Exercise aim:
In the data below, how many lines include the word "name"? Give only the number.

Raw data:
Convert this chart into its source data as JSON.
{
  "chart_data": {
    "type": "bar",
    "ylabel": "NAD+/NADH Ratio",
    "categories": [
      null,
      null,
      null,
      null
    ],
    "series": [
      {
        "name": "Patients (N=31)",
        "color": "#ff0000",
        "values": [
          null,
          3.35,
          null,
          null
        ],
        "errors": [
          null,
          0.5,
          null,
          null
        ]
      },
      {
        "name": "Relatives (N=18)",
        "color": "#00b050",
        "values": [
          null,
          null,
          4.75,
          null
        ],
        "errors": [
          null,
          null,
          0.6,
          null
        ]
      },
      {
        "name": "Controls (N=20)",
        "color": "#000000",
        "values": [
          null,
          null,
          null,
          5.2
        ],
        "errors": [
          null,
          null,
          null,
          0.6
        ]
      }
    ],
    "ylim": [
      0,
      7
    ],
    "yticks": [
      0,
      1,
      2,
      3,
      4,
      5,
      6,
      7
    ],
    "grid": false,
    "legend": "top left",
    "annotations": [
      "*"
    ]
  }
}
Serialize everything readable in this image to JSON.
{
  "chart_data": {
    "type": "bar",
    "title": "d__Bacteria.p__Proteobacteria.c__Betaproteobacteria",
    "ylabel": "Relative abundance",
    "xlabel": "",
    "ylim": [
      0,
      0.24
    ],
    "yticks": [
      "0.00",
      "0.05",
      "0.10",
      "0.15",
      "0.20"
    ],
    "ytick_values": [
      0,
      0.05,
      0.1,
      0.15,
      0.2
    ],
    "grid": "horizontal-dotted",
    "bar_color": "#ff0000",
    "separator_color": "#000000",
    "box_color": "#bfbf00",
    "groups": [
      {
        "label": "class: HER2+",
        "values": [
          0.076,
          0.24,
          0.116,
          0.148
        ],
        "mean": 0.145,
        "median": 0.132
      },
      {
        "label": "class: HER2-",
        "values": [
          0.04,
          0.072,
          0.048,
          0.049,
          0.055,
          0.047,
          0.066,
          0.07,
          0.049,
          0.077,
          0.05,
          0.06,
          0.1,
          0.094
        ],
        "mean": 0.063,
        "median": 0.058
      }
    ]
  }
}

The completed task:
3